PROVIDED MATERIAL ->
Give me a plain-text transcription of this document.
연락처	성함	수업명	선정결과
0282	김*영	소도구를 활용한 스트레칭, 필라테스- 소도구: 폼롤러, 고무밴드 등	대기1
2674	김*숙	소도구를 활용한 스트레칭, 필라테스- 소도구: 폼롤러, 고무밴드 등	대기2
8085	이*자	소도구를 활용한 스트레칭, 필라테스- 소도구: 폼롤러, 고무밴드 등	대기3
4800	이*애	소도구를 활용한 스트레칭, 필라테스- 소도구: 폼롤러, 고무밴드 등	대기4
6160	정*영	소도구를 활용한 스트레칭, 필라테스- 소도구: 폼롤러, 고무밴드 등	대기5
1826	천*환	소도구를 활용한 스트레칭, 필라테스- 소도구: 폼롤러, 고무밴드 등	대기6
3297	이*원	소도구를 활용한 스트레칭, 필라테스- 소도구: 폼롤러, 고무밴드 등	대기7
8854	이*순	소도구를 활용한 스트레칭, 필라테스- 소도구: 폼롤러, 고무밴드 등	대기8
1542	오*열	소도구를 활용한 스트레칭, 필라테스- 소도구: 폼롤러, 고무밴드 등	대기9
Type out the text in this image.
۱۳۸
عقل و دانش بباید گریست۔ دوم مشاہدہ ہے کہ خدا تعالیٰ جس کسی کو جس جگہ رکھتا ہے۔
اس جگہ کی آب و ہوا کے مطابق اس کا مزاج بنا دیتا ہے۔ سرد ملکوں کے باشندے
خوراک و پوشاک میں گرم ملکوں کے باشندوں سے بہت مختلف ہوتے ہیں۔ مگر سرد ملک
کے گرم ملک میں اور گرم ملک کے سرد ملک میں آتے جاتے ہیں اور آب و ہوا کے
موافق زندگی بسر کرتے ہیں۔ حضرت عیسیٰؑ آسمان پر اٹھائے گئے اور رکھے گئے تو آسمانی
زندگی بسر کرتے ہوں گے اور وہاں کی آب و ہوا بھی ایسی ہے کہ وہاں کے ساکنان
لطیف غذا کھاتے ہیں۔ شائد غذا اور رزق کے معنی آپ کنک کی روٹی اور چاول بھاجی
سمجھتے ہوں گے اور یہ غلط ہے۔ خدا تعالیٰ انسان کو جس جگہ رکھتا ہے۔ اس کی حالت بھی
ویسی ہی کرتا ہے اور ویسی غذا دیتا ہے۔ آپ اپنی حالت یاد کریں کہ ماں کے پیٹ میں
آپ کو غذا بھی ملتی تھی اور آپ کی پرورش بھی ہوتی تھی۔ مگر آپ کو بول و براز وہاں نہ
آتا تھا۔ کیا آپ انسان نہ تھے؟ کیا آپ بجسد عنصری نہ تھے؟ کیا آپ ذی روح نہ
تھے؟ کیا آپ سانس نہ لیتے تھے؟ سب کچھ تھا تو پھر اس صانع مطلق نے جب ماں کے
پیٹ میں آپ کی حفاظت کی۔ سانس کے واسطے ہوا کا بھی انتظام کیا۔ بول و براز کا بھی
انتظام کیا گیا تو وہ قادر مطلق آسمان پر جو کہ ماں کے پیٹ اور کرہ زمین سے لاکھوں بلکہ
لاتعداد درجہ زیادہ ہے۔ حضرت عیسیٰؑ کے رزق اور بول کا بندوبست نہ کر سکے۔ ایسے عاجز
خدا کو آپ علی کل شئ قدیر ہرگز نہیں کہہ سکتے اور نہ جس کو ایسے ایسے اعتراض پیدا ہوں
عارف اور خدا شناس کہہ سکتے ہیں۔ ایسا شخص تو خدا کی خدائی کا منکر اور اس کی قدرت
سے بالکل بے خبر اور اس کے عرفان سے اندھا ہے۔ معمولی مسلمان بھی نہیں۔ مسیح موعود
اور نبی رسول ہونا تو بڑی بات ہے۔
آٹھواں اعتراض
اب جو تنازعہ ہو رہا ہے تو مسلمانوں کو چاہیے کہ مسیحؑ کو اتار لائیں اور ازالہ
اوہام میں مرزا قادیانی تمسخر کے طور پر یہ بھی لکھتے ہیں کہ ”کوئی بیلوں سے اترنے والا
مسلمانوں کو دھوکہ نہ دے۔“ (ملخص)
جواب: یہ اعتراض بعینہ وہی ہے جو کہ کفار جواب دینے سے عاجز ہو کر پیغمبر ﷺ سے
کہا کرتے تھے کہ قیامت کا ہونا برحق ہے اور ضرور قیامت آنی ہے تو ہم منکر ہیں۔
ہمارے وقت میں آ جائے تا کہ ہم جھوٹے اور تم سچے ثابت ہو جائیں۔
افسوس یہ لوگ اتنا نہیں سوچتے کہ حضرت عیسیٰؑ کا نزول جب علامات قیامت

WRITTEN EXERCISE -> Where a line holds "قیامت", copy that line.

FINISHED EXERCISE ->
کہا کرتے تھے کہ قیامت کا ہونا برحق ہے اور ضرور قیامت آنی ہے تو ہم منکر ہیں۔
افسوس یہ لوگ اتنا نہیں سوچتے کہ حضرت عیسیٰؑ کا نزول جب علامات قیامت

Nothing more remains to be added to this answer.